▸ **Records of labeled boxes**
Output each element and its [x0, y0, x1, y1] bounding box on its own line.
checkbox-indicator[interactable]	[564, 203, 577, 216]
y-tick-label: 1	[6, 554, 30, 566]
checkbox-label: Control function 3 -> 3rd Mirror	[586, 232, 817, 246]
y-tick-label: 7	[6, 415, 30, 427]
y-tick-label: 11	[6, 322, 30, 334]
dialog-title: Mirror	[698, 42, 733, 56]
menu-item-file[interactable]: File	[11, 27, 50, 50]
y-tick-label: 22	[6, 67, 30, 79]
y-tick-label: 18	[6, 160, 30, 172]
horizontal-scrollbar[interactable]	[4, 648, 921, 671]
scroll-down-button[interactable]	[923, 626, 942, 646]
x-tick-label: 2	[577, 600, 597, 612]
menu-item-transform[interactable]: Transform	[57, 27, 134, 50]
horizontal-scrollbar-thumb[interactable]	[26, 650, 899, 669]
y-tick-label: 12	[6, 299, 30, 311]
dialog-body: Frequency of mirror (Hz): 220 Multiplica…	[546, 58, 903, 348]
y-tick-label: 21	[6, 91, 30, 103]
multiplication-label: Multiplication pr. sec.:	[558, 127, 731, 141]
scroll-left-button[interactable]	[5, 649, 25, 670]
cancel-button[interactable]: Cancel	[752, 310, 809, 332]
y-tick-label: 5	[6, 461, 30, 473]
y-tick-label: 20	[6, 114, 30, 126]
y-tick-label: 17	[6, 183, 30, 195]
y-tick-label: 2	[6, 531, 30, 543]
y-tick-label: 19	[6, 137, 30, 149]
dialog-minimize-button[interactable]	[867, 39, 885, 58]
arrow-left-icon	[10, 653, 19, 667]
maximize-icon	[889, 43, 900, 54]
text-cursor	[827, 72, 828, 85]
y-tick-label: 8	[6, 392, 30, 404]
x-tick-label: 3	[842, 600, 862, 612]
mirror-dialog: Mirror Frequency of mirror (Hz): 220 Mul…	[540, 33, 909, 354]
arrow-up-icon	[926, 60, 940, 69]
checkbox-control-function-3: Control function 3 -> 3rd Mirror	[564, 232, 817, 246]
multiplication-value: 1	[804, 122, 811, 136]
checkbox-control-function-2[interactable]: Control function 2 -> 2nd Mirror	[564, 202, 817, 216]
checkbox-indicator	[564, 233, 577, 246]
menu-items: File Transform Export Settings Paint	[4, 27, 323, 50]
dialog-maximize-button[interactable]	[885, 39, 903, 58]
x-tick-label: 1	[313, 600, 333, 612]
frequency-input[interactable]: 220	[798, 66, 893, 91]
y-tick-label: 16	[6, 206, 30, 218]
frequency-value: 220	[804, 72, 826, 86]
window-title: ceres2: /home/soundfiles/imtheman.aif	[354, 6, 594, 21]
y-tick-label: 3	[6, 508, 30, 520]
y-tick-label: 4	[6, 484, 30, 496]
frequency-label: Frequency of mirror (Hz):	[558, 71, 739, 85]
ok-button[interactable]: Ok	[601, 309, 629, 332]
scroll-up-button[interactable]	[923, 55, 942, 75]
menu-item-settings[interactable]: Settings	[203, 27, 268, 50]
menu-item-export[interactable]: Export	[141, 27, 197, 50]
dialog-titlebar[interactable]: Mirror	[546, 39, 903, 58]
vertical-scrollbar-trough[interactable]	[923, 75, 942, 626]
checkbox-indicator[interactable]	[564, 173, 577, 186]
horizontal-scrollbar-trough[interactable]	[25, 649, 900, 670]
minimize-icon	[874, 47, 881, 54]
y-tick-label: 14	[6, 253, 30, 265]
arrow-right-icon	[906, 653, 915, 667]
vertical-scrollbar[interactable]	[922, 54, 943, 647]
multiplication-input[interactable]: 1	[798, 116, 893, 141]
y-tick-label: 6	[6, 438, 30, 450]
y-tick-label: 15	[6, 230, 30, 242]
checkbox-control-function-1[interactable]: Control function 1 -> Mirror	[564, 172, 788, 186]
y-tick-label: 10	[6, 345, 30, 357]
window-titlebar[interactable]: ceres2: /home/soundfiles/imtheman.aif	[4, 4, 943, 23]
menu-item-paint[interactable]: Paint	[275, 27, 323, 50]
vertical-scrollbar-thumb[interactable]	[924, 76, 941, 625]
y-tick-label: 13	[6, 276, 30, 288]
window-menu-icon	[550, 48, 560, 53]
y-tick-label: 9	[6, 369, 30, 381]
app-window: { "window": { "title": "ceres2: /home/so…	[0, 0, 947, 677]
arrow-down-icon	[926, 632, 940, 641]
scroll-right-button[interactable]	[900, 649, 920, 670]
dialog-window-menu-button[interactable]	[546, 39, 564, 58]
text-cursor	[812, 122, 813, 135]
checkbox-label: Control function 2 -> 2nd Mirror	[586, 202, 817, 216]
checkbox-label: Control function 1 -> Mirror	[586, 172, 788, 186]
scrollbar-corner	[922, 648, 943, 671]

▸ **TASK DESCRIPTION**
Please copy the records word for word, from the first line through the line containing "626, 942, 646]".

▸ **EXERCISE ANSWER**
Output each element and its [x0, y0, x1, y1] bounding box on its own line.
checkbox-indicator[interactable]	[564, 203, 577, 216]
y-tick-label: 1	[6, 554, 30, 566]
checkbox-label: Control function 3 -> 3rd Mirror	[586, 232, 817, 246]
y-tick-label: 7	[6, 415, 30, 427]
y-tick-label: 11	[6, 322, 30, 334]
dialog-title: Mirror	[698, 42, 733, 56]
menu-item-file[interactable]: File	[11, 27, 50, 50]
y-tick-label: 22	[6, 67, 30, 79]
y-tick-label: 18	[6, 160, 30, 172]
horizontal-scrollbar[interactable]	[4, 648, 921, 671]
scroll-down-button[interactable]	[923, 626, 942, 646]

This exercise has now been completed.